## AIM
Copy each of the following rows word for word, without changing any character.

## MATERIAL TO PROCESS
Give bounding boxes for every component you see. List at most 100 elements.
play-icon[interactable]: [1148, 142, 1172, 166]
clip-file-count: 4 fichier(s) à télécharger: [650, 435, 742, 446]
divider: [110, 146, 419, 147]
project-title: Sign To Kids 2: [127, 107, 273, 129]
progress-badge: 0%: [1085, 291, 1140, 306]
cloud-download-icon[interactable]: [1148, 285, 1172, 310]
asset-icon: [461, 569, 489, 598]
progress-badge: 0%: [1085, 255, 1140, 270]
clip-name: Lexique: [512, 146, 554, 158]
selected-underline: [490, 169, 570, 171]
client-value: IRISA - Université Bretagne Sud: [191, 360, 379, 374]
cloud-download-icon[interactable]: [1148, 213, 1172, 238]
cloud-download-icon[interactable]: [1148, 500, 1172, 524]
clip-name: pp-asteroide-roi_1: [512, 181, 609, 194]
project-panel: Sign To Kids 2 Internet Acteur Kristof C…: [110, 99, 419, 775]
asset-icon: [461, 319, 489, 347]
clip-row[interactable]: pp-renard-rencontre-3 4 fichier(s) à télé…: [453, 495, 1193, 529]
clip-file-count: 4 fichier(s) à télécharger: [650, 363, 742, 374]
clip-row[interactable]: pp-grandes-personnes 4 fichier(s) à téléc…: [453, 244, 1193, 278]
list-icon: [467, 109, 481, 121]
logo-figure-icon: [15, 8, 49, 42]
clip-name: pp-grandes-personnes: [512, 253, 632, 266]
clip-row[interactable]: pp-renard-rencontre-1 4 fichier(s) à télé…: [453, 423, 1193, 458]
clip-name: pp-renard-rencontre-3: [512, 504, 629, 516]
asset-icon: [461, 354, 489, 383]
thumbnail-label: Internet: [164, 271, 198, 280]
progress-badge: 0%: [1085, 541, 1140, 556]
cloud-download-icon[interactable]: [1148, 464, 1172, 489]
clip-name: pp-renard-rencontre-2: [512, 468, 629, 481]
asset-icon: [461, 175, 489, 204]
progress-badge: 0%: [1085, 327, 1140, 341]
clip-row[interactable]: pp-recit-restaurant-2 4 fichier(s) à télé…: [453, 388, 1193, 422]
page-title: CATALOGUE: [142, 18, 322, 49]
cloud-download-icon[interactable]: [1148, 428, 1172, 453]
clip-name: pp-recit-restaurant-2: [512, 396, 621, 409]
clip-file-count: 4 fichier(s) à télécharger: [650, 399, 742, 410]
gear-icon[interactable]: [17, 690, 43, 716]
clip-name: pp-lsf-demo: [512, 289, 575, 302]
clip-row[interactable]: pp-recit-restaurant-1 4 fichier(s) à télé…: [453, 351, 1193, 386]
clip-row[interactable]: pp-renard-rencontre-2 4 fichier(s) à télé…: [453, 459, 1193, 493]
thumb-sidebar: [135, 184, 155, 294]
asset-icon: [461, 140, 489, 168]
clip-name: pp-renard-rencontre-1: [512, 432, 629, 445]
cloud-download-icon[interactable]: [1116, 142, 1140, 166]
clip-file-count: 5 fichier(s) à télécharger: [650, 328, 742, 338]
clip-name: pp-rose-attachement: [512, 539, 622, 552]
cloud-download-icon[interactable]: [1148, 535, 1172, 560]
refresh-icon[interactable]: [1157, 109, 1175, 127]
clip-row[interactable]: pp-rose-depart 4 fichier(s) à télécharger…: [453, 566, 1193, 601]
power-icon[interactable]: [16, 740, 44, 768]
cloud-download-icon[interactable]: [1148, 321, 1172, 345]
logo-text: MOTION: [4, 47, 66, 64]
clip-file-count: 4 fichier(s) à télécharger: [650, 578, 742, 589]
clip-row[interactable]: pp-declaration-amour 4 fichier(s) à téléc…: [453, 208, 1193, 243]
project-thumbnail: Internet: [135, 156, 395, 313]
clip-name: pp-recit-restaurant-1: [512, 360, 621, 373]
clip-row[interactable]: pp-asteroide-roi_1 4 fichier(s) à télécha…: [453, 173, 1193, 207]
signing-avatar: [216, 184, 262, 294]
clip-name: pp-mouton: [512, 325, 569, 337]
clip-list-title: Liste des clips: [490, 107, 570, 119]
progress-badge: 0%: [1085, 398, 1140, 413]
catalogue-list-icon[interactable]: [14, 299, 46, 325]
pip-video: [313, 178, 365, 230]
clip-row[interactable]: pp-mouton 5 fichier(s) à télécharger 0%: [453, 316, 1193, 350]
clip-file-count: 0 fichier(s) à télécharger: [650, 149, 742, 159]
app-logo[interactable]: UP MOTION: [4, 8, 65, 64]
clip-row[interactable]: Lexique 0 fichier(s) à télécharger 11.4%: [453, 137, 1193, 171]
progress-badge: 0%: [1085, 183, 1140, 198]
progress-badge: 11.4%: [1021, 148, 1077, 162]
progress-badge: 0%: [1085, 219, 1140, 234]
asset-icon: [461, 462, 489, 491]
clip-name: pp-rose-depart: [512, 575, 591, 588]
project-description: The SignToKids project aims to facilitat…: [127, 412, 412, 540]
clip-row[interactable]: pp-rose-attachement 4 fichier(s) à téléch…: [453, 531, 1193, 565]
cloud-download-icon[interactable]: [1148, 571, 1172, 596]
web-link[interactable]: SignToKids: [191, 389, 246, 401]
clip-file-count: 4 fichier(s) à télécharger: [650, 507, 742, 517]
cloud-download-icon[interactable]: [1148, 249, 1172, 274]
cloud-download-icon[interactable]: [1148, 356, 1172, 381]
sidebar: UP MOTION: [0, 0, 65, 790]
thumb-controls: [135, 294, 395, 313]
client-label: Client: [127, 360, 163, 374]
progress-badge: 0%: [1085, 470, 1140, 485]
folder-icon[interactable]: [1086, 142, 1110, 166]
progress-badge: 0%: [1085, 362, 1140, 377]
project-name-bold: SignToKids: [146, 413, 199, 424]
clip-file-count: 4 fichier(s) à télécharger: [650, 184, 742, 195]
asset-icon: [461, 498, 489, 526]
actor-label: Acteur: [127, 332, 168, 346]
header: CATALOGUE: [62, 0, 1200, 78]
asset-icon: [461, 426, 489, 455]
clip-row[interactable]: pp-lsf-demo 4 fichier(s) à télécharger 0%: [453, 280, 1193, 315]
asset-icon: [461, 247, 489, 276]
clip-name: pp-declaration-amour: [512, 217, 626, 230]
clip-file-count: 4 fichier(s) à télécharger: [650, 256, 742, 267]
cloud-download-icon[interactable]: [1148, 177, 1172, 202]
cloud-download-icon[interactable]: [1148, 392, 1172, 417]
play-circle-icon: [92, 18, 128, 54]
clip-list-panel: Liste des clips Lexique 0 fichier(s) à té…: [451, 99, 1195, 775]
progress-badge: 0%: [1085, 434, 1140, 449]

## ANSWER TO THIS TASK
Give bounding boxes for every component you see. List at most 100 elements.
play-icon[interactable]: [1148, 142, 1172, 166]
clip-file-count: 4 fichier(s) à télécharger: [650, 435, 742, 446]
divider: [110, 146, 419, 147]
project-title: Sign To Kids 2: [127, 107, 273, 129]
progress-badge: 0%: [1085, 291, 1140, 306]
cloud-download-icon[interactable]: [1148, 285, 1172, 310]
asset-icon: [461, 569, 489, 598]
progress-badge: 0%: [1085, 255, 1140, 270]
clip-name: Lexique: [512, 146, 554, 158]
selected-underline: [490, 169, 570, 171]
client-value: IRISA - Université Bretagne Sud: [191, 360, 379, 374]
cloud-download-icon[interactable]: [1148, 213, 1172, 238]
cloud-download-icon[interactable]: [1148, 500, 1172, 524]
clip-name: pp-asteroide-roi_1: [512, 181, 609, 194]
project-panel: Sign To Kids 2 Internet Acteur Kristof C…: [110, 99, 419, 775]
asset-icon: [461, 319, 489, 347]
clip-row[interactable]: pp-renard-rencontre-3 4 fichier(s) à télé…: [453, 495, 1193, 529]
clip-file-count: 4 fichier(s) à télécharger: [650, 363, 742, 374]
clip-row[interactable]: pp-grandes-personnes 4 fichier(s) à téléc…: [453, 244, 1193, 278]
list-icon: [467, 109, 481, 121]
logo-figure-icon: [15, 8, 49, 42]
clip-name: pp-grandes-personnes: [512, 253, 632, 266]
clip-row[interactable]: pp-renard-rencontre-1 4 fichier(s) à télé…: [453, 423, 1193, 458]
clip-name: pp-renard-rencontre-3: [512, 504, 629, 516]
asset-icon: [461, 354, 489, 383]
thumbnail-label: Internet: [164, 271, 198, 280]
progress-badge: 0%: [1085, 541, 1140, 556]
cloud-download-icon[interactable]: [1148, 464, 1172, 489]
clip-name: pp-renard-rencontre-2: [512, 468, 629, 481]
asset-icon: [461, 175, 489, 204]
progress-badge: 0%: [1085, 327, 1140, 341]
clip-row[interactable]: pp-recit-restaurant-2 4 fichier(s) à télé…: [453, 388, 1193, 422]
page-title: CATALOGUE: [142, 18, 322, 49]
cloud-download-icon[interactable]: [1148, 428, 1172, 453]
clip-name: pp-recit-restaurant-2: [512, 396, 621, 409]
clip-file-count: 4 fichier(s) à télécharger: [650, 399, 742, 410]
gear-icon[interactable]: [17, 690, 43, 716]
clip-name: pp-lsf-demo: [512, 289, 575, 302]
clip-row[interactable]: pp-recit-restaurant-1 4 fichier(s) à télé…: [453, 351, 1193, 386]
clip-row[interactable]: pp-renard-rencontre-2 4 fichier(s) à télé…: [453, 459, 1193, 493]
thumb-sidebar: [135, 184, 155, 294]
asset-icon: [461, 140, 489, 168]
clip-name: pp-renard-rencontre-1: [512, 432, 629, 445]
cloud-download-icon[interactable]: [1116, 142, 1140, 166]
clip-file-count: 5 fichier(s) à télécharger: [650, 328, 742, 338]
clip-name: pp-rose-attachement: [512, 539, 622, 552]
cloud-download-icon[interactable]: [1148, 535, 1172, 560]
refresh-icon[interactable]: [1157, 109, 1175, 127]
clip-row[interactable]: pp-rose-depart 4 fichier(s) à télécharger…: [453, 566, 1193, 601]
power-icon[interactable]: [16, 740, 44, 768]
cloud-download-icon[interactable]: [1148, 321, 1172, 345]
logo-text: MOTION: [4, 47, 66, 64]
clip-file-count: 4 fichier(s) à télécharger: [650, 578, 742, 589]
clip-row[interactable]: pp-declaration-amour 4 fichier(s) à téléc…: [453, 208, 1193, 243]
project-thumbnail: Internet: [135, 156, 395, 313]
clip-name: pp-recit-restaurant-1: [512, 360, 621, 373]
clip-row[interactable]: pp-asteroide-roi_1 4 fichier(s) à télécha…: [453, 173, 1193, 207]
signing-avatar: [216, 184, 262, 294]
clip-name: pp-mouton: [512, 325, 569, 337]
clip-list-title: Liste des clips: [490, 107, 570, 119]
progress-badge: 0%: [1085, 398, 1140, 413]
catalogue-list-icon[interactable]: [14, 299, 46, 325]
pip-video: [313, 178, 365, 230]
clip-row[interactable]: pp-mouton 5 fichier(s) à télécharger 0%: [453, 316, 1193, 350]
clip-file-count: 0 fichier(s) à télécharger: [650, 149, 742, 159]
app-logo[interactable]: UP MOTION: [4, 8, 65, 64]
clip-row[interactable]: Lexique 0 fichier(s) à télécharger 11.4%: [453, 137, 1193, 171]
progress-badge: 0%: [1085, 183, 1140, 198]
progress-badge: 11.4%: [1021, 148, 1077, 162]
progress-badge: 0%: [1085, 219, 1140, 234]
asset-icon: [461, 462, 489, 491]
clip-name: pp-rose-depart: [512, 575, 591, 588]
project-description: The SignToKids project aims to facilitat…: [127, 412, 412, 540]
clip-row[interactable]: pp-rose-attachement 4 fichier(s) à téléch…: [453, 531, 1193, 565]
cloud-download-icon[interactable]: [1148, 571, 1172, 596]
web-link[interactable]: SignToKids: [191, 389, 246, 401]
clip-file-count: 4 fichier(s) à télécharger: [650, 507, 742, 517]
cloud-download-icon[interactable]: [1148, 249, 1172, 274]
cloud-download-icon[interactable]: [1148, 356, 1172, 381]
sidebar: UP MOTION: [0, 0, 65, 790]
thumb-controls: [135, 294, 395, 313]
client-label: Client: [127, 360, 163, 374]
progress-badge: 0%: [1085, 470, 1140, 485]
folder-icon[interactable]: [1086, 142, 1110, 166]
progress-badge: 0%: [1085, 362, 1140, 377]
project-name-bold: SignToKids: [146, 413, 199, 424]
clip-file-count: 4 fichier(s) à télécharger: [650, 184, 742, 195]
asset-icon: [461, 498, 489, 526]
actor-label: Acteur: [127, 332, 168, 346]
header: CATALOGUE: [62, 0, 1200, 78]
asset-icon: [461, 426, 489, 455]
clip-row[interactable]: pp-lsf-demo 4 fichier(s) à télécharger 0%: [453, 280, 1193, 315]
asset-icon: [461, 247, 489, 276]
clip-name: pp-declaration-amour: [512, 217, 626, 230]
clip-file-count: 4 fichier(s) à télécharger: [650, 256, 742, 267]
cloud-download-icon[interactable]: [1148, 177, 1172, 202]
cloud-download-icon[interactable]: [1148, 392, 1172, 417]
play-circle-icon: [92, 18, 128, 54]
clip-list-panel: Liste des clips Lexique 0 fichier(s) à té…: [451, 99, 1195, 775]
progress-badge: 0%: [1085, 434, 1140, 449]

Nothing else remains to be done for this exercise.